=== WRITTEN REQUEST ===
Transcribe all of the material exactly.

─── RECORDS FOR THE TASK ───

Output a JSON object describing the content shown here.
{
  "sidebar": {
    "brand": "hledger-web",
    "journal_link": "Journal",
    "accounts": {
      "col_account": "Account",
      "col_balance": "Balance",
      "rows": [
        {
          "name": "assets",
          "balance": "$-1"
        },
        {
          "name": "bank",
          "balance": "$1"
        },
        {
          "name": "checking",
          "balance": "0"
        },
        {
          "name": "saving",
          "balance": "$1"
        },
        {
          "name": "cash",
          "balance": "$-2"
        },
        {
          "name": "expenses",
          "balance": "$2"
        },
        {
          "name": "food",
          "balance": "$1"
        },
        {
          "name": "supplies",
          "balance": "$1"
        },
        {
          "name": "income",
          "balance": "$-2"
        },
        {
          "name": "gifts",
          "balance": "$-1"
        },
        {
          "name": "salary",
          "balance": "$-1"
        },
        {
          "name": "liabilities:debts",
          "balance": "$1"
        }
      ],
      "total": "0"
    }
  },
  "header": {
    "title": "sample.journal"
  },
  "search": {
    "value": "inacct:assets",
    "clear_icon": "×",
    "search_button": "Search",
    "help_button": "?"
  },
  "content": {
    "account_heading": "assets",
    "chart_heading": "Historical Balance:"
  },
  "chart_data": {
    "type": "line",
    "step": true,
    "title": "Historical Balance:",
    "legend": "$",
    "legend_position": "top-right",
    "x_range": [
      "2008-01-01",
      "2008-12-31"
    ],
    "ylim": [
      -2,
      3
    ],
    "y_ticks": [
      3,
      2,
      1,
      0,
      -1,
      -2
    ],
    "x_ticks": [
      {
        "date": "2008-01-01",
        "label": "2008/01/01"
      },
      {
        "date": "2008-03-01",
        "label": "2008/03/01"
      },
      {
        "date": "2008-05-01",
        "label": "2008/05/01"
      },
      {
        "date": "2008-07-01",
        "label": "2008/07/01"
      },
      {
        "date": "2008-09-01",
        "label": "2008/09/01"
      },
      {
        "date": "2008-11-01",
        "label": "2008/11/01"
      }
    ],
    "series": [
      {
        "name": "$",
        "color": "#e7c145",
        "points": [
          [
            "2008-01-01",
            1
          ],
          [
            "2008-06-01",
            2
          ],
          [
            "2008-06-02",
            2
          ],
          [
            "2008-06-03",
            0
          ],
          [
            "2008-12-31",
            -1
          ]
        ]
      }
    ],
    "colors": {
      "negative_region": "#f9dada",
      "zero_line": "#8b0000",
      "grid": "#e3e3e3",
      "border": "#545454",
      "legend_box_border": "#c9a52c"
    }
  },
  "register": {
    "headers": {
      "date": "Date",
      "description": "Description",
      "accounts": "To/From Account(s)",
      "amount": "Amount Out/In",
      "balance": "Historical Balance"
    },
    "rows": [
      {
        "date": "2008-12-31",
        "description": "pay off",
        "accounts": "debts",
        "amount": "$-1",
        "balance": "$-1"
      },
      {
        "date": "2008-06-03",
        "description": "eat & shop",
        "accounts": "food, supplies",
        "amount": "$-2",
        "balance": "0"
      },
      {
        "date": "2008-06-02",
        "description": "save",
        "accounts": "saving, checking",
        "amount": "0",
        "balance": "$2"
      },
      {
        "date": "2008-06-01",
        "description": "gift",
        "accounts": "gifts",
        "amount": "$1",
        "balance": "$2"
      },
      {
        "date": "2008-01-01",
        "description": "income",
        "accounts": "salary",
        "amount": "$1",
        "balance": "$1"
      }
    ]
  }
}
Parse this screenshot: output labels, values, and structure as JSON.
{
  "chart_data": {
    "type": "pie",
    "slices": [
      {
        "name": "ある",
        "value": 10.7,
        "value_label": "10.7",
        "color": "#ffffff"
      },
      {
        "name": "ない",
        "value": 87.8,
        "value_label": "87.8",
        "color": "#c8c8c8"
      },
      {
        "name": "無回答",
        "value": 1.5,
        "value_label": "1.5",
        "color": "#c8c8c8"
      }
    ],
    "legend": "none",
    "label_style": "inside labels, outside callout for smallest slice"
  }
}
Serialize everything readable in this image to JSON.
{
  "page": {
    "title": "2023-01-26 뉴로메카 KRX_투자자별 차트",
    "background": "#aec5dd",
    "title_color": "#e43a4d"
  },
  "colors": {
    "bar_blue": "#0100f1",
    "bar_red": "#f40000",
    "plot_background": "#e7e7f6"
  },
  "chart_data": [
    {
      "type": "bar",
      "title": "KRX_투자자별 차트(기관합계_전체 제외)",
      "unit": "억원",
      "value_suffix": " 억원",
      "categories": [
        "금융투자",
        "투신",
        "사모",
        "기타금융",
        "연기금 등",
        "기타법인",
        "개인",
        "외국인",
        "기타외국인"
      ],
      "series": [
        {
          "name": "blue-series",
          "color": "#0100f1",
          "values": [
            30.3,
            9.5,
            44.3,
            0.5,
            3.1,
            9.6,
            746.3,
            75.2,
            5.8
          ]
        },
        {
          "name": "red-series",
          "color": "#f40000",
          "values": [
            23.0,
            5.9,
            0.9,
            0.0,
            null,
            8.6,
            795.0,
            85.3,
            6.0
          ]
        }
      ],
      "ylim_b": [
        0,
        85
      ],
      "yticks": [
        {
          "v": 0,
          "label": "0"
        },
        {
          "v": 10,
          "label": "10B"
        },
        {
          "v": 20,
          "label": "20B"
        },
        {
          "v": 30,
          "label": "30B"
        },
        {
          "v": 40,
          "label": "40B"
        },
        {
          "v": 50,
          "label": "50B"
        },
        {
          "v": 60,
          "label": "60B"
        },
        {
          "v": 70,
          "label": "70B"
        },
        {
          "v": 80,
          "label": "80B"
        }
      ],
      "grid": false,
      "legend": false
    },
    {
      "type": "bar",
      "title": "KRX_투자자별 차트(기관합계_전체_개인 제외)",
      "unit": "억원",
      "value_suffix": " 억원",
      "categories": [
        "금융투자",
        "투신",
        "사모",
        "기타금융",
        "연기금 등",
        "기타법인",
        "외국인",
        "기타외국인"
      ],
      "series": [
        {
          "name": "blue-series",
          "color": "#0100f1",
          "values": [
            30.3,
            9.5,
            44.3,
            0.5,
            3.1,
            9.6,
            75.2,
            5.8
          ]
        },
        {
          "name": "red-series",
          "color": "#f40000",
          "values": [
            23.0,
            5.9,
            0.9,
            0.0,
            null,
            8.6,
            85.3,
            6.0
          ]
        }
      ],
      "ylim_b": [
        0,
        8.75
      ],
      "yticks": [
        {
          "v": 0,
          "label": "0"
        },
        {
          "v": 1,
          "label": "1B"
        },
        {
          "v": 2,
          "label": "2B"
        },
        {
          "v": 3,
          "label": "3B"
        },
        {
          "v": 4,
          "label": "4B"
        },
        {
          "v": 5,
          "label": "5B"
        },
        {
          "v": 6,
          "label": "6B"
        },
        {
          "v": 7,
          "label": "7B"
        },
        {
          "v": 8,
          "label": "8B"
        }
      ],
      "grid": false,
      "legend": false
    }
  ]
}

───

=== ANSWER TO THE EXERCISE ===
Output a JSON object describing the content shown here.
{
  "sidebar": {
    "brand": "hledger-web",
    "journal_link": "Journal",
    "accounts": {
      "col_account": "Account",
      "col_balance": "Balance",
      "rows": [
        {
          "name": "assets",
          "balance": "$-1"
        },
        {
          "name": "bank",
          "balance": "$1"
        },
        {
          "name": "checking",
          "balance": "0"
        },
        {
          "name": "saving",
          "balance": "$1"
        },
        {
          "name": "cash",
          "balance": "$-2"
        },
        {
          "name": "expenses",
          "balance": "$2"
        },
        {
          "name": "food",
          "balance": "$1"
        },
        {
          "name": "supplies",
          "balance": "$1"
        },
        {
          "name": "income",
          "balance": "$-2"
        },
        {
          "name": "gifts",
          "balance": "$-1"
        },
        {
          "name": "salary",
          "balance": "$-1"
        },
        {
          "name": "liabilities:debts",
          "balance": "$1"
        }
      ],
      "total": "0"
    }
  },
  "header": {
    "title": "sample.journal"
  },
  "search": {
    "value": "inacct:assets",
    "clear_icon": "×",
    "search_button": "Search",
    "help_button": "?"
  },
  "content": {
    "account_heading": "assets",
    "chart_heading": "Historical Balance:"
  },
  "chart_data": {
    "type": "line",
    "step": true,
    "title": "Historical Balance:",
    "legend": "$",
    "legend_position": "top-right",
    "x_range": [
      "2008-01-01",
      "2008-12-31"
    ],
    "ylim": [
      -2,
      3
    ],
    "y_ticks": [
      3,
      2,
      1,
      0,
      -1,
      -2
    ],
    "x_ticks": [
      {
        "date": "2008-01-01",
        "label": "2008/01/01"
      },
      {
        "date": "2008-03-01",
        "label": "2008/03/01"
      },
      {
        "date": "2008-05-01",
        "label": "2008/05/01"
      },
      {
        "date": "2008-07-01",
        "label": "2008/07/01"
      },
      {
        "date": "2008-09-01",
        "label": "2008/09/01"
      },
      {
        "date": "2008-11-01",
        "label": "2008/11/01"
      }
    ],
    "series": [
      {
        "name": "$",
        "color": "#e7c145",
        "points": [
          [
            "2008-01-01",
            1
          ],
          [
            "2008-06-01",
            2
          ],
          [
            "2008-06-02",
            2
          ],
          [
            "2008-06-03",
            0
          ],
          [
            "2008-12-31",
            -1
          ]
        ]
      }
    ],
    "colors": {
      "negative_region": "#f9dada",
      "zero_line": "#8b0000",
      "grid": "#e3e3e3",
      "border": "#545454",
      "legend_box_border": "#c9a52c"
    }
  },
  "register": {
    "headers": {
      "date": "Date",
      "description": "Description",
      "accounts": "To/From Account(s)",
      "amount": "Amount Out/In",
      "balance": "Historical Balance"
    },
    "rows": [
      {
        "date": "2008-12-31",
        "description": "pay off",
        "accounts": "debts",
        "amount": "$-1",
        "balance": "$-1"
      },
      {
        "date": "2008-06-03",
        "description": "eat & shop",
        "accounts": "food, supplies",
        "amount": "$-2",
        "balance": "0"
      },
      {
        "date": "2008-06-02",
        "description": "save",
        "accounts": "saving, checking",
        "amount": "0",
        "balance": "$2"
      },
      {
        "date": "2008-06-01",
        "description": "gift",
        "accounts": "gifts",
        "amount": "$1",
        "balance": "$2"
      },
      {
        "date": "2008-01-01",
        "description": "income",
        "accounts": "salary",
        "amount": "$1",
        "balance": "$1"
      }
    ]
  }
}
Parse this screenshot: output labels, values, and structure as JSON.
{
  "chart_data": {
    "type": "pie",
    "slices": [
      {
        "name": "ある",
        "value": 10.7,
        "value_label": "10.7",
        "color": "#ffffff"
      },
      {
        "name": "ない",
        "value": 87.8,
        "value_label": "87.8",
        "color": "#c8c8c8"
      },
      {
        "name": "無回答",
        "value": 1.5,
        "value_label": "1.5",
        "color": "#c8c8c8"
      }
    ],
    "legend": "none",
    "label_style": "inside labels, outside callout for smallest slice"
  }
}
Serialize everything readable in this image to JSON.
{
  "page": {
    "title": "2023-01-26 뉴로메카 KRX_투자자별 차트",
    "background": "#aec5dd",
    "title_color": "#e43a4d"
  },
  "colors": {
    "bar_blue": "#0100f1",
    "bar_red": "#f40000",
    "plot_background": "#e7e7f6"
  },
  "chart_data": [
    {
      "type": "bar",
      "title": "KRX_투자자별 차트(기관합계_전체 제외)",
      "unit": "억원",
      "value_suffix": " 억원",
      "categories": [
        "금융투자",
        "투신",
        "사모",
        "기타금융",
        "연기금 등",
        "기타법인",
        "개인",
        "외국인",
        "기타외국인"
      ],
      "series": [
        {
          "name": "blue-series",
          "color": "#0100f1",
          "values": [
            30.3,
            9.5,
            44.3,
            0.5,
            3.1,
            9.6,
            746.3,
            75.2,
            5.8
          ]
        },
        {
          "name": "red-series",
          "color": "#f40000",
          "values": [
            23.0,
            5.9,
            0.9,
            0.0,
            null,
            8.6,
            795.0,
            85.3,
            6.0
          ]
        }
      ],
      "ylim_b": [
        0,
        85
      ],
      "yticks": [
        {
          "v": 0,
          "label": "0"
        },
        {
          "v": 10,
          "label": "10B"
        },
        {
          "v": 20,
          "label": "20B"
        },
        {
          "v": 30,
          "label": "30B"
        },
        {
          "v": 40,
          "label": "40B"
        },
        {
          "v": 50,
          "label": "50B"
        },
        {
          "v": 60,
          "label": "60B"
        },
        {
          "v": 70,
          "label": "70B"
        },
        {
          "v": 80,
          "label": "80B"
        }
      ],
      "grid": false,
      "legend": false
    },
    {
      "type": "bar",
      "title": "KRX_투자자별 차트(기관합계_전체_개인 제외)",
      "unit": "억원",
      "value_suffix": " 억원",
      "categories": [
        "금융투자",
        "투신",
        "사모",
        "기타금융",
        "연기금 등",
        "기타법인",
        "외국인",
        "기타외국인"
      ],
      "series": [
        {
          "name": "blue-series",
          "color": "#0100f1",
          "values": [
            30.3,
            9.5,
            44.3,
            0.5,
            3.1,
            9.6,
            75.2,
            5.8
          ]
        },
        {
          "name": "red-series",
          "color": "#f40000",
          "values": [
            23.0,
            5.9,
            0.9,
            0.0,
            null,
            8.6,
            85.3,
            6.0
          ]
        }
      ],
      "ylim_b": [
        0,
        8.75
      ],
      "yticks": [
        {
          "v": 0,
          "label": "0"
        },
        {
          "v": 1,
          "label": "1B"
        },
        {
          "v": 2,
          "label": "2B"
        },
        {
          "v": 3,
          "label": "3B"
        },
        {
          "v": 4,
          "label": "4B"
        },
        {
          "v": 5,
          "label": "5B"
        },
        {
          "v": 6,
          "label": "6B"
        },
        {
          "v": 7,
          "label": "7B"
        },
        {
          "v": 8,
          "label": "8B"
        }
      ],
      "grid": false,
      "legend": false
    }
  ]
}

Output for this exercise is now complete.